— Start —
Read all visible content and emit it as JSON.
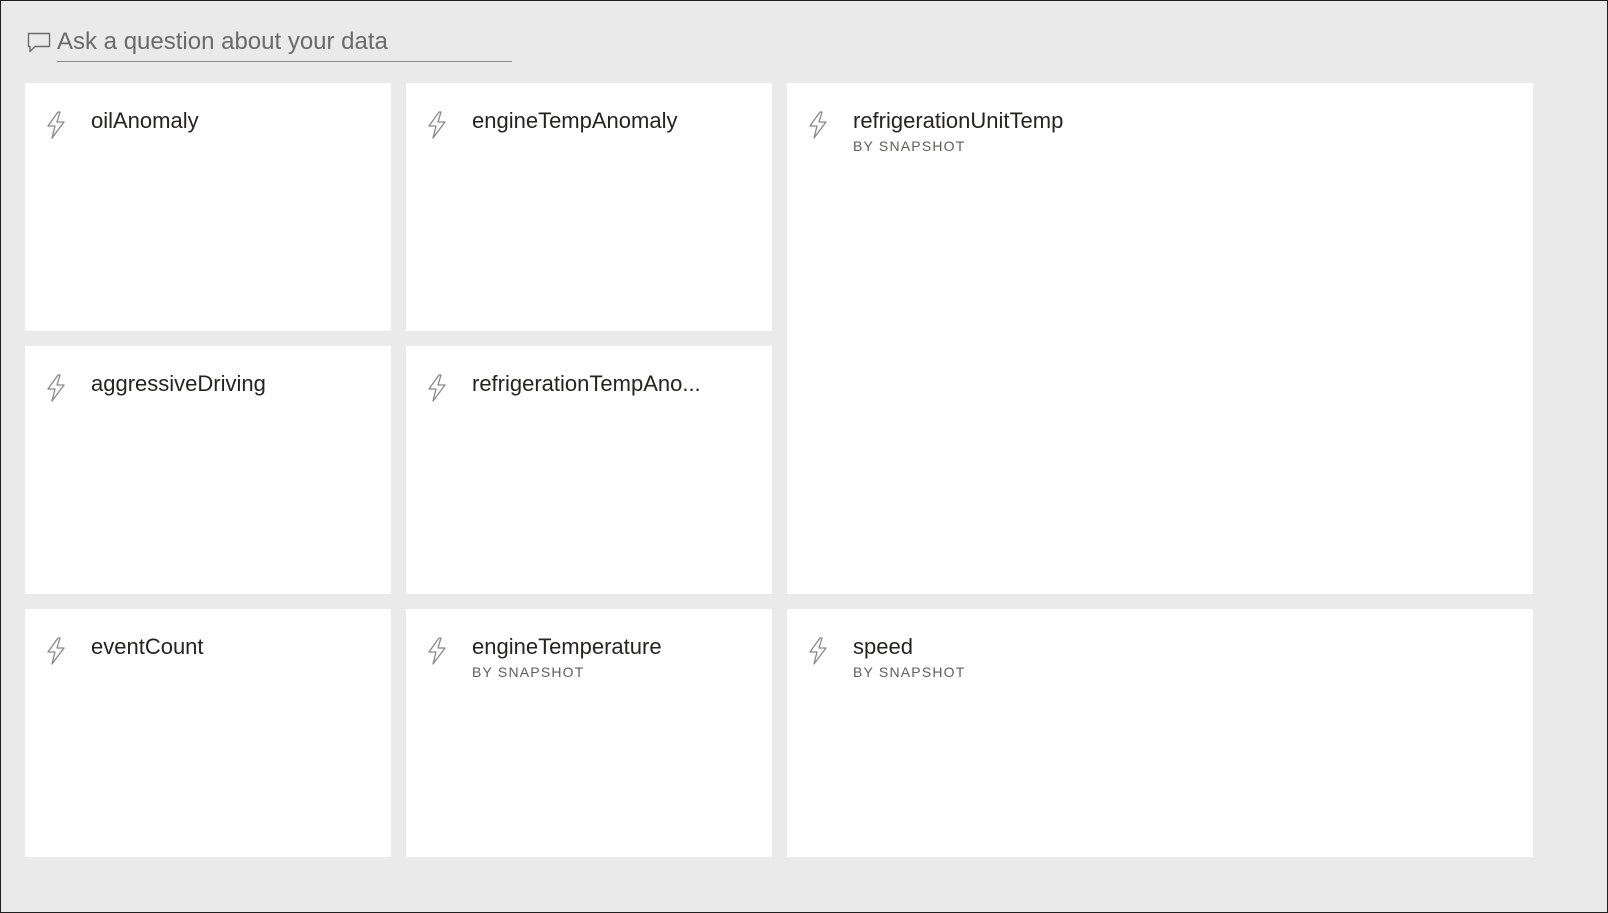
{
  "qna": {
    "placeholder": "Ask a question about your data",
    "icon": "chat-bubble-icon"
  },
  "tiles": [
    {
      "id": "oil-anomaly",
      "title": "oilAnomaly",
      "subtitle": "",
      "icon": "lightning-icon"
    },
    {
      "id": "engine-temp-anomaly",
      "title": "engineTempAnomaly",
      "subtitle": "",
      "icon": "lightning-icon"
    },
    {
      "id": "refrigeration-unit-temp",
      "title": "refrigerationUnitTemp",
      "subtitle": "BY SNAPSHOT",
      "icon": "lightning-icon"
    },
    {
      "id": "aggressive-driving",
      "title": "aggressiveDriving",
      "subtitle": "",
      "icon": "lightning-icon"
    },
    {
      "id": "refrigeration-temp-anomaly",
      "title": "refrigerationTempAno...",
      "subtitle": "",
      "icon": "lightning-icon"
    },
    {
      "id": "event-count",
      "title": "eventCount",
      "subtitle": "",
      "icon": "lightning-icon"
    },
    {
      "id": "engine-temperature",
      "title": "engineTemperature",
      "subtitle": "BY SNAPSHOT",
      "icon": "lightning-icon"
    },
    {
      "id": "speed",
      "title": "speed",
      "subtitle": "BY SNAPSHOT",
      "icon": "lightning-icon"
    }
  ],
  "colors": {
    "canvas": "#eaeaea",
    "tile": "#ffffff",
    "title": "#252423",
    "subtitle": "#605e5c",
    "icon": "#8a8886"
  }
}
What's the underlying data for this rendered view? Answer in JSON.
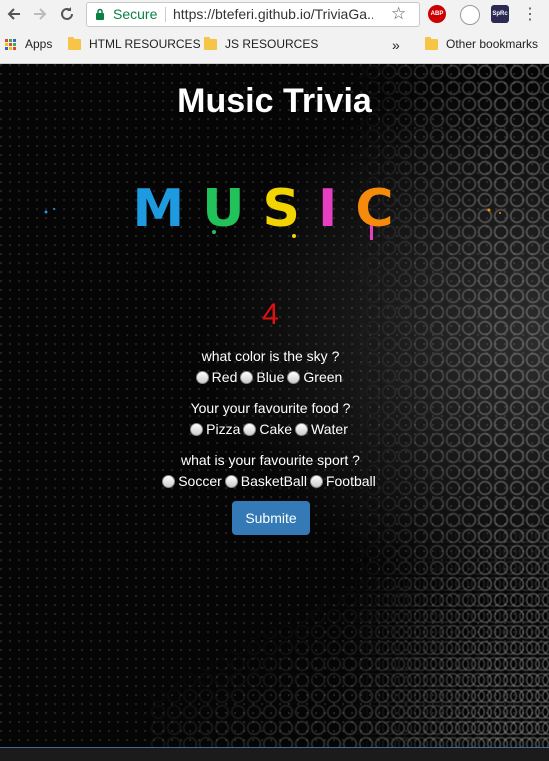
— End —
*Exercise task*.
Give an exact reproduction of every line, leaving out any picture.

*Task result*.
Read all visible content and emit it as JSON.
{
  "qna": {
    "placeholder": "Ask a question about your data",
    "icon": "chat-bubble-icon"
  },
  "tiles": [
    {
      "id": "oil-anomaly",
      "title": "oilAnomaly",
      "subtitle": "",
      "icon": "lightning-icon"
    },
    {
      "id": "engine-temp-anomaly",
      "title": "engineTempAnomaly",
      "subtitle": "",
      "icon": "lightning-icon"
    },
    {
      "id": "refrigeration-unit-temp",
      "title": "refrigerationUnitTemp",
      "subtitle": "BY SNAPSHOT",
      "icon": "lightning-icon"
    },
    {
      "id": "aggressive-driving",
      "title": "aggressiveDriving",
      "subtitle": "",
      "icon": "lightning-icon"
    },
    {
      "id": "refrigeration-temp-anomaly",
      "title": "refrigerationTempAno...",
      "subtitle": "",
      "icon": "lightning-icon"
    },
    {
      "id": "event-count",
      "title": "eventCount",
      "subtitle": "",
      "icon": "lightning-icon"
    },
    {
      "id": "engine-temperature",
      "title": "engineTemperature",
      "subtitle": "BY SNAPSHOT",
      "icon": "lightning-icon"
    },
    {
      "id": "speed",
      "title": "speed",
      "subtitle": "BY SNAPSHOT",
      "icon": "lightning-icon"
    }
  ],
  "colors": {
    "canvas": "#eaeaea",
    "tile": "#ffffff",
    "title": "#252423",
    "subtitle": "#605e5c",
    "icon": "#8a8886"
  }
}
What's the underlying data for this rendered view? Answer in JSON.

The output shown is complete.